Produce a verbatim copy of the entries listed below.

[START EXERCISE INPUTS]

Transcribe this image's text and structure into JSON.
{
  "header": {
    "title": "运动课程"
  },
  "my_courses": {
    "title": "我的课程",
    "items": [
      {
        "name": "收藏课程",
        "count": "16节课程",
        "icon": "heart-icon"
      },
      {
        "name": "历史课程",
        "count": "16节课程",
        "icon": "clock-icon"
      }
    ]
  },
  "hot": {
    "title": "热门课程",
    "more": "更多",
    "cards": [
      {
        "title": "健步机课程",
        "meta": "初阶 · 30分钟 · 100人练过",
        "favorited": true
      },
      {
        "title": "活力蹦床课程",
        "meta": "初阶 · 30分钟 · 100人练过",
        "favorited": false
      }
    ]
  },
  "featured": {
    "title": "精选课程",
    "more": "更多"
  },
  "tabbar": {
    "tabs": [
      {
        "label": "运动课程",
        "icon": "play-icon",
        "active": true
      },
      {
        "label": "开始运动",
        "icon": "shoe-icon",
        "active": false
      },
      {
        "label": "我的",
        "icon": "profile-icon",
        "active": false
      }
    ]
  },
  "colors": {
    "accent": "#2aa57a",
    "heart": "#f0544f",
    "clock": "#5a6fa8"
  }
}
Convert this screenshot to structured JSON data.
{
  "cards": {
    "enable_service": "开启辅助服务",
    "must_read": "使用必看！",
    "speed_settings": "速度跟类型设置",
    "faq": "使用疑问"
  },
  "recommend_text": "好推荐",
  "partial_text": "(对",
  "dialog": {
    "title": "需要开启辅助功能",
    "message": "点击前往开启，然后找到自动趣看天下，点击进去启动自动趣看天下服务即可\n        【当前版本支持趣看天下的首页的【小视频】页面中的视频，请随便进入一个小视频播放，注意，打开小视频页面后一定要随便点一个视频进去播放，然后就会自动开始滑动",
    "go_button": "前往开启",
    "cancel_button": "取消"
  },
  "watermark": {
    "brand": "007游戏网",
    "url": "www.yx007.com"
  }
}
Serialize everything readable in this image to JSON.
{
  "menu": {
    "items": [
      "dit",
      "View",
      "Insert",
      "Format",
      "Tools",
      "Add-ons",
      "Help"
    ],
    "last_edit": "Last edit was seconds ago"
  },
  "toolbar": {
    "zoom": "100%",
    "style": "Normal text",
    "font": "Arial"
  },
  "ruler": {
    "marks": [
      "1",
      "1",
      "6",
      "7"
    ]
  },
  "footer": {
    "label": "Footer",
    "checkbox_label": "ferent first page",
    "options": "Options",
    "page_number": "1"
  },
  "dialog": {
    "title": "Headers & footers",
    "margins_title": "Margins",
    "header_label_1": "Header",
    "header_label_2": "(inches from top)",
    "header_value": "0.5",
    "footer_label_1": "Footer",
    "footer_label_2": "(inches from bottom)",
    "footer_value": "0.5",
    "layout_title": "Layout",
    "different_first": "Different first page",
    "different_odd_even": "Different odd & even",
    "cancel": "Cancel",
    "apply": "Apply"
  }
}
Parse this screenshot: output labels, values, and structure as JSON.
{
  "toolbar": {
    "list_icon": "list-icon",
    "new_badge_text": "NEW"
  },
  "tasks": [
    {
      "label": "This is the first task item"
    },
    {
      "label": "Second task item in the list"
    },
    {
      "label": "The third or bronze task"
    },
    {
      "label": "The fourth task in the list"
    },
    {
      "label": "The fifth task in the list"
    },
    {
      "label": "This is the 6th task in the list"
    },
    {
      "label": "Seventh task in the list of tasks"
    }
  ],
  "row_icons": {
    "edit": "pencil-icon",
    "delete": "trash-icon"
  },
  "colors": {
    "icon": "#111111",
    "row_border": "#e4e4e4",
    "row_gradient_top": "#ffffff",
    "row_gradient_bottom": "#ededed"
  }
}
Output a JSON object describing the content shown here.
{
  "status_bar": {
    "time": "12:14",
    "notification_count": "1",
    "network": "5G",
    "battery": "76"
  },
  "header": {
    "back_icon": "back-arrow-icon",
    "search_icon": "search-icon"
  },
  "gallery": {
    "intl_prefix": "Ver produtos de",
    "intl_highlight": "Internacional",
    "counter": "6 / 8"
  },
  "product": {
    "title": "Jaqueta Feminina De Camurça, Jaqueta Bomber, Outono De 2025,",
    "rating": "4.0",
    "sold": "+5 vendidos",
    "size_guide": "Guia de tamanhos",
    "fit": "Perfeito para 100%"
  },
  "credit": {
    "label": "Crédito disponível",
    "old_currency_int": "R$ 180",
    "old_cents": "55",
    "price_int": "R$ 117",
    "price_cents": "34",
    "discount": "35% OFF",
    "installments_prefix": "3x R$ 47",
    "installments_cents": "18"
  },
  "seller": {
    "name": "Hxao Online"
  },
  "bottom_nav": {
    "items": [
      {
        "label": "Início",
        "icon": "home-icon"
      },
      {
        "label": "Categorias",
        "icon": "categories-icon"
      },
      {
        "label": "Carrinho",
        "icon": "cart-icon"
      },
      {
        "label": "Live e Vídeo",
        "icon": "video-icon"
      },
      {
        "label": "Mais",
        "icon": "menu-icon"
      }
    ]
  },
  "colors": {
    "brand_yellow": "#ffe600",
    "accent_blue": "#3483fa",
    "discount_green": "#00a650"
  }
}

[END EXERCISE INPUTS]

* [CORRECT ANSWER]:
Transcribe this image's text and structure into JSON.
{
  "header": {
    "title": "运动课程"
  },
  "my_courses": {
    "title": "我的课程",
    "items": [
      {
        "name": "收藏课程",
        "count": "16节课程",
        "icon": "heart-icon"
      },
      {
        "name": "历史课程",
        "count": "16节课程",
        "icon": "clock-icon"
      }
    ]
  },
  "hot": {
    "title": "热门课程",
    "more": "更多",
    "cards": [
      {
        "title": "健步机课程",
        "meta": "初阶 · 30分钟 · 100人练过",
        "favorited": true
      },
      {
        "title": "活力蹦床课程",
        "meta": "初阶 · 30分钟 · 100人练过",
        "favorited": false
      }
    ]
  },
  "featured": {
    "title": "精选课程",
    "more": "更多"
  },
  "tabbar": {
    "tabs": [
      {
        "label": "运动课程",
        "icon": "play-icon",
        "active": true
      },
      {
        "label": "开始运动",
        "icon": "shoe-icon",
        "active": false
      },
      {
        "label": "我的",
        "icon": "profile-icon",
        "active": false
      }
    ]
  },
  "colors": {
    "accent": "#2aa57a",
    "heart": "#f0544f",
    "clock": "#5a6fa8"
  }
}
Convert this screenshot to structured JSON data.
{
  "cards": {
    "enable_service": "开启辅助服务",
    "must_read": "使用必看！",
    "speed_settings": "速度跟类型设置",
    "faq": "使用疑问"
  },
  "recommend_text": "好推荐",
  "partial_text": "(对",
  "dialog": {
    "title": "需要开启辅助功能",
    "message": "点击前往开启，然后找到自动趣看天下，点击进去启动自动趣看天下服务即可\n        【当前版本支持趣看天下的首页的【小视频】页面中的视频，请随便进入一个小视频播放，注意，打开小视频页面后一定要随便点一个视频进去播放，然后就会自动开始滑动",
    "go_button": "前往开启",
    "cancel_button": "取消"
  },
  "watermark": {
    "brand": "007游戏网",
    "url": "www.yx007.com"
  }
}
Serialize everything readable in this image to JSON.
{
  "menu": {
    "items": [
      "dit",
      "View",
      "Insert",
      "Format",
      "Tools",
      "Add-ons",
      "Help"
    ],
    "last_edit": "Last edit was seconds ago"
  },
  "toolbar": {
    "zoom": "100%",
    "style": "Normal text",
    "font": "Arial"
  },
  "ruler": {
    "marks": [
      "1",
      "1",
      "6",
      "7"
    ]
  },
  "footer": {
    "label": "Footer",
    "checkbox_label": "ferent first page",
    "options": "Options",
    "page_number": "1"
  },
  "dialog": {
    "title": "Headers & footers",
    "margins_title": "Margins",
    "header_label_1": "Header",
    "header_label_2": "(inches from top)",
    "header_value": "0.5",
    "footer_label_1": "Footer",
    "footer_label_2": "(inches from bottom)",
    "footer_value": "0.5",
    "layout_title": "Layout",
    "different_first": "Different first page",
    "different_odd_even": "Different odd & even",
    "cancel": "Cancel",
    "apply": "Apply"
  }
}
Parse this screenshot: output labels, values, and structure as JSON.
{
  "toolbar": {
    "list_icon": "list-icon",
    "new_badge_text": "NEW"
  },
  "tasks": [
    {
      "label": "This is the first task item"
    },
    {
      "label": "Second task item in the list"
    },
    {
      "label": "The third or bronze task"
    },
    {
      "label": "The fourth task in the list"
    },
    {
      "label": "The fifth task in the list"
    },
    {
      "label": "This is the 6th task in the list"
    },
    {
      "label": "Seventh task in the list of tasks"
    }
  ],
  "row_icons": {
    "edit": "pencil-icon",
    "delete": "trash-icon"
  },
  "colors": {
    "icon": "#111111",
    "row_border": "#e4e4e4",
    "row_gradient_top": "#ffffff",
    "row_gradient_bottom": "#ededed"
  }
}
Output a JSON object describing the content shown here.
{
  "status_bar": {
    "time": "12:14",
    "notification_count": "1",
    "network": "5G",
    "battery": "76"
  },
  "header": {
    "back_icon": "back-arrow-icon",
    "search_icon": "search-icon"
  },
  "gallery": {
    "intl_prefix": "Ver produtos de",
    "intl_highlight": "Internacional",
    "counter": "6 / 8"
  },
  "product": {
    "title": "Jaqueta Feminina De Camurça, Jaqueta Bomber, Outono De 2025,",
    "rating": "4.0",
    "sold": "+5 vendidos",
    "size_guide": "Guia de tamanhos",
    "fit": "Perfeito para 100%"
  },
  "credit": {
    "label": "Crédito disponível",
    "old_currency_int": "R$ 180",
    "old_cents": "55",
    "price_int": "R$ 117",
    "price_cents": "34",
    "discount": "35% OFF",
    "installments_prefix": "3x R$ 47",
    "installments_cents": "18"
  },
  "seller": {
    "name": "Hxao Online"
  },
  "bottom_nav": {
    "items": [
      {
        "label": "Início",
        "icon": "home-icon"
      },
      {
        "label": "Categorias",
        "icon": "categories-icon"
      },
      {
        "label": "Carrinho",
        "icon": "cart-icon"
      },
      {
        "label": "Live e Vídeo",
        "icon": "video-icon"
      },
      {
        "label": "Mais",
        "icon": "menu-icon"
      }
    ]
  },
  "colors": {
    "brand_yellow": "#ffe600",
    "accent_blue": "#3483fa",
    "discount_green": "#00a650"
  }
}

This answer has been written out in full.